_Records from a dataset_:
— start —

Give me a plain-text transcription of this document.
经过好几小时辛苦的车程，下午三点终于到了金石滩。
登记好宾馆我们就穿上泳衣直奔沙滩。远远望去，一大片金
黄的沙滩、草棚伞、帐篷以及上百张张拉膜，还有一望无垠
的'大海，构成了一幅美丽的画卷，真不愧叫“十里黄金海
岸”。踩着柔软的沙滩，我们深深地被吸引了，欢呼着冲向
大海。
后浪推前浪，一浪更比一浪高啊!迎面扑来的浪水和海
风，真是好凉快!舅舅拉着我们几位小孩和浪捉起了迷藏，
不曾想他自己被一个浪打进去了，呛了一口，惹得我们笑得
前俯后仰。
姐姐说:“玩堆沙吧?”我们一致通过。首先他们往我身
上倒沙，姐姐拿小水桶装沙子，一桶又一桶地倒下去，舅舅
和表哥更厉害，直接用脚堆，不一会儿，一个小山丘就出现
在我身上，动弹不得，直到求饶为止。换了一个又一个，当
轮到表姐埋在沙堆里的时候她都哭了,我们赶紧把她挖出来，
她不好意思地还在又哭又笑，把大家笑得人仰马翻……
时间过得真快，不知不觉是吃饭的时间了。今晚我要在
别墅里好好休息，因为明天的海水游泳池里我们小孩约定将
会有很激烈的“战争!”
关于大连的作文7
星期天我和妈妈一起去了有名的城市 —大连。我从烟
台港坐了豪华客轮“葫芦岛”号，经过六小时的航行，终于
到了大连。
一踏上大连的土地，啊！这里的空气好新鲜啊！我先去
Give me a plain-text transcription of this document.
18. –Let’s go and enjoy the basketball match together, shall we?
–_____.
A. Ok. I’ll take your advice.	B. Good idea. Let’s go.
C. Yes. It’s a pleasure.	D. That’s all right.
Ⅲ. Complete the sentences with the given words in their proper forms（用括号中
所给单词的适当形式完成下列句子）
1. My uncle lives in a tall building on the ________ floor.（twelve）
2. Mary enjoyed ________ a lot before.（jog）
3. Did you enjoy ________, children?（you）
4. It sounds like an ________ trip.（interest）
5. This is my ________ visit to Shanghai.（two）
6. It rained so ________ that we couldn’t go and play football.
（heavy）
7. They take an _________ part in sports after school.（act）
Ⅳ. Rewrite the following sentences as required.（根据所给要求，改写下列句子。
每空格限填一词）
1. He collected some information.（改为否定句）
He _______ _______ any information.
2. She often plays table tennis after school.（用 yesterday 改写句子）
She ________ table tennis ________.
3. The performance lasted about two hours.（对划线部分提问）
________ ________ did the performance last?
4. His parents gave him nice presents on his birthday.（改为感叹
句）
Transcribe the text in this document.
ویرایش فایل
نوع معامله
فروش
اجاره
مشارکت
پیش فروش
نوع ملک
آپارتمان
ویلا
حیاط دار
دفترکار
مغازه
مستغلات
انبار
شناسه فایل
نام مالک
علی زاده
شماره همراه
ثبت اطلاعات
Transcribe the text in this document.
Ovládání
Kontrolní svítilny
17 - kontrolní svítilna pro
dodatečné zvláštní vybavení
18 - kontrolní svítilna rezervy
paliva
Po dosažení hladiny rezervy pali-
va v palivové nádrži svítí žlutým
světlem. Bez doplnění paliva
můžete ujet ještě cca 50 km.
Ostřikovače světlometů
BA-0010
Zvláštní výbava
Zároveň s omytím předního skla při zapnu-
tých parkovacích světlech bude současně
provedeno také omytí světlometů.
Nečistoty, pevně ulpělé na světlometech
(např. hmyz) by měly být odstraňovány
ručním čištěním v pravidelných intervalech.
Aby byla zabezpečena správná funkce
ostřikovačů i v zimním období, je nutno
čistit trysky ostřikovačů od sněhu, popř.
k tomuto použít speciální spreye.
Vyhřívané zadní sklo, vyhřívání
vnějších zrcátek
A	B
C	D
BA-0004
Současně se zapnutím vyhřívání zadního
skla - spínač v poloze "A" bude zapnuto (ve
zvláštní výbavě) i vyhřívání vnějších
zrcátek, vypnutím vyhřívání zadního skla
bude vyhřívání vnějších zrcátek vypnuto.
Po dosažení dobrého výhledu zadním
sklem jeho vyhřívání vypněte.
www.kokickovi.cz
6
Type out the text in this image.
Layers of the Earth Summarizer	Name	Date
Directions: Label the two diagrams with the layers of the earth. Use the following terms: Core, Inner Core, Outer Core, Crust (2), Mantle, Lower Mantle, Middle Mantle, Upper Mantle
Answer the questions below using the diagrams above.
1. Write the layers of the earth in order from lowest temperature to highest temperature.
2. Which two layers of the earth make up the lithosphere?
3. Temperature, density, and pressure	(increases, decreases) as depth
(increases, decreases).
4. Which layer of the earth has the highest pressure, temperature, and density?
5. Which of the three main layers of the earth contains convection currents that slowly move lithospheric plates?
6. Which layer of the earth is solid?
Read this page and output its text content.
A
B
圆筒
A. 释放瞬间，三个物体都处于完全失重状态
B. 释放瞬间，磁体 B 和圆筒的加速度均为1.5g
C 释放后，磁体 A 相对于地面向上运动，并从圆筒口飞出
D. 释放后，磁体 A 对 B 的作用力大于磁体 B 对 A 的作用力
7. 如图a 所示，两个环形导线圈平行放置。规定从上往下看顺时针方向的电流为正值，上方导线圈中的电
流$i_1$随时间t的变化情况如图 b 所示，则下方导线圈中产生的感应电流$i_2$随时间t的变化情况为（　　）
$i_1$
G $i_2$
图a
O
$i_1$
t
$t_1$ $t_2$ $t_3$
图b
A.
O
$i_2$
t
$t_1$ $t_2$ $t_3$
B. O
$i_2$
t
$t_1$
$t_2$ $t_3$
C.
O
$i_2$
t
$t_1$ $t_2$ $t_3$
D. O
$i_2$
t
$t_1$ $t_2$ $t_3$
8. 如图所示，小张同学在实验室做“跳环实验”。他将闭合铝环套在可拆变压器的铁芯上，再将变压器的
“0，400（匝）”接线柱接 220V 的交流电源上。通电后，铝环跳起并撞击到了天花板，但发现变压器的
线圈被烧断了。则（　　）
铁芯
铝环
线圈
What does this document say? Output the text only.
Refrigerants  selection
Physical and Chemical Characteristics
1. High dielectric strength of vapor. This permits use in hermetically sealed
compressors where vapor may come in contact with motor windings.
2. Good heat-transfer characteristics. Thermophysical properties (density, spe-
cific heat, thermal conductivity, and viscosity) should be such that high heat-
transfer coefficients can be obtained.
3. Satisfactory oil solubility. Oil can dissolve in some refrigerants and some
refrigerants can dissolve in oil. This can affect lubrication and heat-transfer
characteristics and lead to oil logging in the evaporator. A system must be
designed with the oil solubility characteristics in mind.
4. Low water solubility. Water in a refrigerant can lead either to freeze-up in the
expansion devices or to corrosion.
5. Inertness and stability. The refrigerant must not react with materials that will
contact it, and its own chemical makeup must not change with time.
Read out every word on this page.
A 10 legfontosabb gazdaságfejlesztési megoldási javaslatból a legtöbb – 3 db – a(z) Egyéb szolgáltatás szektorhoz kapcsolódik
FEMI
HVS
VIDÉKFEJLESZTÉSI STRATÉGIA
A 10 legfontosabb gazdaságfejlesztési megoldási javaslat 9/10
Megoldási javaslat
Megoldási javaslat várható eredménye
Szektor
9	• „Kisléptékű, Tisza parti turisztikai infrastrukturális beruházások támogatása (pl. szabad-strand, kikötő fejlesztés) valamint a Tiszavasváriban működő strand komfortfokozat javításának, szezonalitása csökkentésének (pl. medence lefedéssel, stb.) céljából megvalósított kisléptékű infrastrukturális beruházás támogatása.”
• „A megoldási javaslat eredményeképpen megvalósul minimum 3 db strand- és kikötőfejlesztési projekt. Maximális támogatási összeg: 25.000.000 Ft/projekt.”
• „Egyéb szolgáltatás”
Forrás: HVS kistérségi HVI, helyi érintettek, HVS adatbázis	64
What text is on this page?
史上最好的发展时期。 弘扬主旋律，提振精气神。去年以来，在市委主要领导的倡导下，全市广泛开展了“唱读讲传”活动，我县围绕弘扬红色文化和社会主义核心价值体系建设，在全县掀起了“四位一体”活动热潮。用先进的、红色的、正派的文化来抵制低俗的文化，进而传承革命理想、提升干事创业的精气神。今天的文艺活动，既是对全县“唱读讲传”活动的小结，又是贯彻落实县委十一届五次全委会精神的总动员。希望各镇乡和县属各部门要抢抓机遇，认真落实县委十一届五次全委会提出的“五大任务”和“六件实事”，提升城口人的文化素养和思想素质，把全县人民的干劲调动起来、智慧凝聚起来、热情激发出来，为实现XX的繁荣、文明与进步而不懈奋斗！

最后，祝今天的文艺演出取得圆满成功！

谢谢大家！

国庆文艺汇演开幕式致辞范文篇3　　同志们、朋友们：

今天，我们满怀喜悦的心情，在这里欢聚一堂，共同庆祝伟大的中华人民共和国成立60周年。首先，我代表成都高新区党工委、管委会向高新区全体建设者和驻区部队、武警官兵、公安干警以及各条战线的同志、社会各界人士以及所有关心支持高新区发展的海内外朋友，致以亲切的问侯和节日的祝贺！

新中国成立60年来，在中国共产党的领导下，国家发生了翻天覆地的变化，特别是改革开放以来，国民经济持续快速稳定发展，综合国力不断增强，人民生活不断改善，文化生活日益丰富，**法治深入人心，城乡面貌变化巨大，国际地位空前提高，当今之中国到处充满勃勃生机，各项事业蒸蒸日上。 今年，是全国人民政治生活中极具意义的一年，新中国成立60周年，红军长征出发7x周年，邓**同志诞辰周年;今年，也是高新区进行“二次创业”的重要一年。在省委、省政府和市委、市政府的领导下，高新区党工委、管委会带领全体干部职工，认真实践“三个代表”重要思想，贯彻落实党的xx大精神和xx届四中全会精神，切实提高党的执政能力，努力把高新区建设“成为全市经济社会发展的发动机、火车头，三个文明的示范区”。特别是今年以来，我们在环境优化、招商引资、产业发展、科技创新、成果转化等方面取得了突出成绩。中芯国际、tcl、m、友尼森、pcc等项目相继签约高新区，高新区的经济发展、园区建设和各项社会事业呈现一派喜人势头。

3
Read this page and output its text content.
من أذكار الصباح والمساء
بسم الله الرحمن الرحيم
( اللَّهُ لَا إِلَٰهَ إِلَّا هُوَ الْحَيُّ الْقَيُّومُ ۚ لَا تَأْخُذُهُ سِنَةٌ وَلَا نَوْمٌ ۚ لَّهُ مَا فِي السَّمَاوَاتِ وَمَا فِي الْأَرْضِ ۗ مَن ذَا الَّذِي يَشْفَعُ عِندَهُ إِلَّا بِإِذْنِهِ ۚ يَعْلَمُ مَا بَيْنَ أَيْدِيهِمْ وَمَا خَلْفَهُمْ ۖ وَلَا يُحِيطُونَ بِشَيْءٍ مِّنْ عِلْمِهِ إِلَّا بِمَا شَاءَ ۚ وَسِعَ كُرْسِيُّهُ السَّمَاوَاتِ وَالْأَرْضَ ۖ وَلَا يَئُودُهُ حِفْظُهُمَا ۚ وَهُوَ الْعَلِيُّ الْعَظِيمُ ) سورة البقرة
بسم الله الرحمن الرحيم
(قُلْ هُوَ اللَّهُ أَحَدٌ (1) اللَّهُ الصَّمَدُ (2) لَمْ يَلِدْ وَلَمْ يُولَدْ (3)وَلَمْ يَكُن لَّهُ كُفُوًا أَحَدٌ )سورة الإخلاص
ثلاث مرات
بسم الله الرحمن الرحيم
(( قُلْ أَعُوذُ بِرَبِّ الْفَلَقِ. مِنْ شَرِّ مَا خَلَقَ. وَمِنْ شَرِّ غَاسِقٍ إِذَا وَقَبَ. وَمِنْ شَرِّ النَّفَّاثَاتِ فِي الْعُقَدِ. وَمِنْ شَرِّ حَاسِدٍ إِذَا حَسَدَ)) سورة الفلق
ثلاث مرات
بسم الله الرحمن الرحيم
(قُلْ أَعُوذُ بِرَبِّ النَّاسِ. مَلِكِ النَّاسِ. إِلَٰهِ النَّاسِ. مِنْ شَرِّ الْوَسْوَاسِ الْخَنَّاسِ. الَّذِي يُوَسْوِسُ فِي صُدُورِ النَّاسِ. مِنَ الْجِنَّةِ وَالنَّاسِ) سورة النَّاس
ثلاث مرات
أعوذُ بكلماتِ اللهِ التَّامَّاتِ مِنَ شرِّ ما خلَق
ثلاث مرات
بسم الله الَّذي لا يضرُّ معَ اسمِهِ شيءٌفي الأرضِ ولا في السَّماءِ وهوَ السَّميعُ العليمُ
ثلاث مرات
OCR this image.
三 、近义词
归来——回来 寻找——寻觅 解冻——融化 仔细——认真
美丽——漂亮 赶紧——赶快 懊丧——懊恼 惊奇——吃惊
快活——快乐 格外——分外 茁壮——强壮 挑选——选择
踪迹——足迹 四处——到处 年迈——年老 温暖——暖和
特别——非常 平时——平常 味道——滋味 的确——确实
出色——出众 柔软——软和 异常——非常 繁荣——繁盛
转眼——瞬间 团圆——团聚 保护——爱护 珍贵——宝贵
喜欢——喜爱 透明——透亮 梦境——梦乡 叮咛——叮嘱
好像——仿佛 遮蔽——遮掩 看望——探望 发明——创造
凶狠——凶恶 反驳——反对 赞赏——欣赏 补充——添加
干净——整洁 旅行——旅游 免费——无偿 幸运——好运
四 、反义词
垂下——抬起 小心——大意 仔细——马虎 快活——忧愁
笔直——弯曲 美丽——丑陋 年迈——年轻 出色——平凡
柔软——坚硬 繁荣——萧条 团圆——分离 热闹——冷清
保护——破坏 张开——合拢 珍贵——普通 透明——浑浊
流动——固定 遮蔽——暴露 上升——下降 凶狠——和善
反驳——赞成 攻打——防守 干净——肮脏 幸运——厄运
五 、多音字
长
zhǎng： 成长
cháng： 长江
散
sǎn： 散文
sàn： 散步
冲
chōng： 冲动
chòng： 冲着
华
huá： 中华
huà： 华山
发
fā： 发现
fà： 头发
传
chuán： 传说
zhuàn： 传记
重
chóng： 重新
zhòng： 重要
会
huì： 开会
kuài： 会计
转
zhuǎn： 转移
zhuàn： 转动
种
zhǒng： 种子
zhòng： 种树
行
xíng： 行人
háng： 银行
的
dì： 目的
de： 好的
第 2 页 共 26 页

— end —

_PROBLEM_: Pick out every line holding the string "with" and return it.

_THE SOLUTION_:
Ⅲ. Complete the sentences with the given words in their proper forms（用括号中
Directions: Label the two diagrams with the layers of the earth. Use the following terms: Core, Inner Core, Outer Core, Crust (2), Mantle, Lower Mantle, Middle Mantle, Upper Mantle
compressors where vapor may come in contact with motor windings.
designed with the oil solubility characteristics in mind.
5. Inertness and stability. The refrigerant must not react with materials that will
contact it, and its own chemical makeup must not change with time.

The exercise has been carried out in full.